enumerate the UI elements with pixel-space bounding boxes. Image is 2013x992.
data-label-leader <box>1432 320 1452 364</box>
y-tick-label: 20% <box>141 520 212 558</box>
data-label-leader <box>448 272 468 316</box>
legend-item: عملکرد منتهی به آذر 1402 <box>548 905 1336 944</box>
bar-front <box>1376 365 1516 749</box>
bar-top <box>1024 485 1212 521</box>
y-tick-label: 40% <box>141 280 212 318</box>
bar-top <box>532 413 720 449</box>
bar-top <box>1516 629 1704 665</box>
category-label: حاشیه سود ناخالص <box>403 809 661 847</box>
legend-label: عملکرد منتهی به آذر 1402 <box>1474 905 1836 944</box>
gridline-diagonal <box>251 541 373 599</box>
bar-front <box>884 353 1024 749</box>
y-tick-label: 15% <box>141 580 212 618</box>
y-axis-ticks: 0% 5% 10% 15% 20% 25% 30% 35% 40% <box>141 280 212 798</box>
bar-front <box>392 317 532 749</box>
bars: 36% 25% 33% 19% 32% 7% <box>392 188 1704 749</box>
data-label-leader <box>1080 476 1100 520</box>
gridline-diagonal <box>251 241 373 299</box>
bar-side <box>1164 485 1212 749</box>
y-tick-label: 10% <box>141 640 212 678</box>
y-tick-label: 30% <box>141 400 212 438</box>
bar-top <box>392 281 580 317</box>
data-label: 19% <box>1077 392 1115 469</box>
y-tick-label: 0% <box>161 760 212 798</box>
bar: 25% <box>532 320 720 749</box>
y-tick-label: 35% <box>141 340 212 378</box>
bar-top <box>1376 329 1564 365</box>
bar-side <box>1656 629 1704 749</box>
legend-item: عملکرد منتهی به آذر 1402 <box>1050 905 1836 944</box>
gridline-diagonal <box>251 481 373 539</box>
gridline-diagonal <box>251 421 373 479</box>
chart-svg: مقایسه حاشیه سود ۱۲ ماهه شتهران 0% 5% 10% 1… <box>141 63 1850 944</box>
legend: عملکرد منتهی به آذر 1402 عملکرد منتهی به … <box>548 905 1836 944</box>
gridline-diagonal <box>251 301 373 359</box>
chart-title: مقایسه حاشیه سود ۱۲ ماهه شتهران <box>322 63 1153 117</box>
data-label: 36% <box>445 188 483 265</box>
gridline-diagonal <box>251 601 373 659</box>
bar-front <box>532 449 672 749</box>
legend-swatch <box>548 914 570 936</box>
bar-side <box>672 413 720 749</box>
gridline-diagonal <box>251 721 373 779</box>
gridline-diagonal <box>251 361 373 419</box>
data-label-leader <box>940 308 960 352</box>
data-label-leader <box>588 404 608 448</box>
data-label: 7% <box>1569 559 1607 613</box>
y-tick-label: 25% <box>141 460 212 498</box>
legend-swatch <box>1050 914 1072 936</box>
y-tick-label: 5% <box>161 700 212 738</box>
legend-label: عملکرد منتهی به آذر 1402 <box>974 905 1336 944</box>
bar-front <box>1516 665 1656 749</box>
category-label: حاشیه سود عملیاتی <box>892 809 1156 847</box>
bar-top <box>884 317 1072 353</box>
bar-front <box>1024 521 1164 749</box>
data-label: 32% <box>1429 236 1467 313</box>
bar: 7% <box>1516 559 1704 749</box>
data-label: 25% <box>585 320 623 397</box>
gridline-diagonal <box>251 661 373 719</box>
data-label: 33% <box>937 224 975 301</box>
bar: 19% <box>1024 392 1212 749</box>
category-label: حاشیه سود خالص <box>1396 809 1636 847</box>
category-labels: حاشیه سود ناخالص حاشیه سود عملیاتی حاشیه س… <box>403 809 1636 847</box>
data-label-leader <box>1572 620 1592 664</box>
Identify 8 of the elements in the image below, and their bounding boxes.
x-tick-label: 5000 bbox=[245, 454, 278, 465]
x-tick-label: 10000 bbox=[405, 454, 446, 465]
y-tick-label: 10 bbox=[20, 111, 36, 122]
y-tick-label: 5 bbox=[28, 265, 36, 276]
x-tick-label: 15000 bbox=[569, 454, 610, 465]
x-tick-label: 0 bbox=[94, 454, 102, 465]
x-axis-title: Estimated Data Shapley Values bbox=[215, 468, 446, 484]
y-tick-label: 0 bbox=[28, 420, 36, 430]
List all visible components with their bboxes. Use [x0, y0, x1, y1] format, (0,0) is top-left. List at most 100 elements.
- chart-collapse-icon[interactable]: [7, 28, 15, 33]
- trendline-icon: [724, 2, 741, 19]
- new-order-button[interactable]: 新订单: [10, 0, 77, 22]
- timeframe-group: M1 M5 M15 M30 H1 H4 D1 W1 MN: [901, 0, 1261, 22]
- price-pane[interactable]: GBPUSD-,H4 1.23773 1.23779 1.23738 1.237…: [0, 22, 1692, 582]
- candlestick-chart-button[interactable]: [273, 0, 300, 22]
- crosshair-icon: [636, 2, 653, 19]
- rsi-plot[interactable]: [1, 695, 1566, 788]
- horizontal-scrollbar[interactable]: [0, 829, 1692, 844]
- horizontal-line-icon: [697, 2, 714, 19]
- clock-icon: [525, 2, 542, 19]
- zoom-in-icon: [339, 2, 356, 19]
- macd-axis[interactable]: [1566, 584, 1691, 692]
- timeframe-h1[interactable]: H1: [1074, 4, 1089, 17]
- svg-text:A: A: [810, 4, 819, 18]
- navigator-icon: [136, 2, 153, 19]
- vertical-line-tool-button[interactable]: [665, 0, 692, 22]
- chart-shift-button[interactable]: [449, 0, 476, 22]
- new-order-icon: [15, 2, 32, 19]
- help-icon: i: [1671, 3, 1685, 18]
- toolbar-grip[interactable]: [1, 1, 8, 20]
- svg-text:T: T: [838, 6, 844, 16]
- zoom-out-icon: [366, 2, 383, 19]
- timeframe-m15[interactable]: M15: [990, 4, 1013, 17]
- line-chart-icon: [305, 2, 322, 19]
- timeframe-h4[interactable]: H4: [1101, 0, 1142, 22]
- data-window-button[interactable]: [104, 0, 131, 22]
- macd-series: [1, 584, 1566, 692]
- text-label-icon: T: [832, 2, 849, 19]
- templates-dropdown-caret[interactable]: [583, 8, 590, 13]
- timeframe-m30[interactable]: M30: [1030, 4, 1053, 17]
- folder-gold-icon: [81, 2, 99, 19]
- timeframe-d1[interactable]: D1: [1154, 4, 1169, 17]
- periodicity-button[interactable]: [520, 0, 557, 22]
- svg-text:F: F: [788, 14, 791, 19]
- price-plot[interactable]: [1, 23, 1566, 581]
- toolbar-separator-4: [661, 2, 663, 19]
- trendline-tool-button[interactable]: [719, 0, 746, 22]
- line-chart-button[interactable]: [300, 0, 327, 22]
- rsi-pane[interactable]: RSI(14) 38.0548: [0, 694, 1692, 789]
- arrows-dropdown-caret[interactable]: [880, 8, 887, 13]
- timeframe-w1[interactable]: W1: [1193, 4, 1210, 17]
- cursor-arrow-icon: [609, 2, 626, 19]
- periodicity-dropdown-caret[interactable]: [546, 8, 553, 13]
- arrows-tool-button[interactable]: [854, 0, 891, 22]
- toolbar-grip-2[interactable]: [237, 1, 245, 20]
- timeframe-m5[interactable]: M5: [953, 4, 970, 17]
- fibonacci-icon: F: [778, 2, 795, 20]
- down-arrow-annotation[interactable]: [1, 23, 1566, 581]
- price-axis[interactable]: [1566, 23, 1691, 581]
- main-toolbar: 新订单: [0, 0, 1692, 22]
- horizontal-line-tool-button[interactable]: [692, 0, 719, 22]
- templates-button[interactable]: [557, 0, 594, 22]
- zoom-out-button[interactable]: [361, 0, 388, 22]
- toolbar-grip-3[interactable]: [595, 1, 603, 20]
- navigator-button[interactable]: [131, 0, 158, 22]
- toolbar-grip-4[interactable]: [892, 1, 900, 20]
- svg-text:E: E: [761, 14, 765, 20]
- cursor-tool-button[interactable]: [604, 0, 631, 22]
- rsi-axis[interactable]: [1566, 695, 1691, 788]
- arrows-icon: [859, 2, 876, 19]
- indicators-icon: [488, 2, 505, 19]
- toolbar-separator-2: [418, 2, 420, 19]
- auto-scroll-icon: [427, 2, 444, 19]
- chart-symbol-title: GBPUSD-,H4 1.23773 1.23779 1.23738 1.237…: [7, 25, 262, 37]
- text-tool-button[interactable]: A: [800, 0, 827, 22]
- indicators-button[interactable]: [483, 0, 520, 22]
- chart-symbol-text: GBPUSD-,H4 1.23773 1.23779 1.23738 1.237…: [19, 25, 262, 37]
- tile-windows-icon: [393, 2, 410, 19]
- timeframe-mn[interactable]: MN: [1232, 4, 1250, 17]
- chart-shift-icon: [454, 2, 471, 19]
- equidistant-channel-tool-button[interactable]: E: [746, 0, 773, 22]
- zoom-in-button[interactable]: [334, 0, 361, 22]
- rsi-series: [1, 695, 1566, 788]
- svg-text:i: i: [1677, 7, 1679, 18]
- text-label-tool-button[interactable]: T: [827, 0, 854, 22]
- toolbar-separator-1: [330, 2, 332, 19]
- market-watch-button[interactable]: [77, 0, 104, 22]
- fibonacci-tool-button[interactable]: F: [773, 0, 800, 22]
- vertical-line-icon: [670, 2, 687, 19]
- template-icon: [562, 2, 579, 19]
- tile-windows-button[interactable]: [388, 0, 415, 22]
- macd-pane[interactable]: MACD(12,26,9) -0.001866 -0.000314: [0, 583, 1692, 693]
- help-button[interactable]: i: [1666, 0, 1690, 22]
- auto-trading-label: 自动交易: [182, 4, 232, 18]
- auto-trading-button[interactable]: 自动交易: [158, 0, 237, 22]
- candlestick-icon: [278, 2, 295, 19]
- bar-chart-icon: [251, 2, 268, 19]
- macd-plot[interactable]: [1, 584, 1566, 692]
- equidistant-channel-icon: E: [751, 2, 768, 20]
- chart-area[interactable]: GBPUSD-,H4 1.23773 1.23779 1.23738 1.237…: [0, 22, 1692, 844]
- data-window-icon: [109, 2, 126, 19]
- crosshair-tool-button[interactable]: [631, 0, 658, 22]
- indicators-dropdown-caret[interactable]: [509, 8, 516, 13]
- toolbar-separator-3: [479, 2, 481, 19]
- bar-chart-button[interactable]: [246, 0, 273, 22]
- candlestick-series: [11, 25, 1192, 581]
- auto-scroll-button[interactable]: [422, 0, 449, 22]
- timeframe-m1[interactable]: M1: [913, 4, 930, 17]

_SHORT TASK_
Quote the lines from the start of the records through the line containing "data-label-leader <box>448 272 468 316</box>", inclusive, reproducing each one as it appears.

_FULL RESPONSE_
enumerate the UI elements with pixel-space bounding boxes. Image is 2013x992.
data-label-leader <box>1432 320 1452 364</box>
y-tick-label: 20% <box>141 520 212 558</box>
data-label-leader <box>448 272 468 316</box>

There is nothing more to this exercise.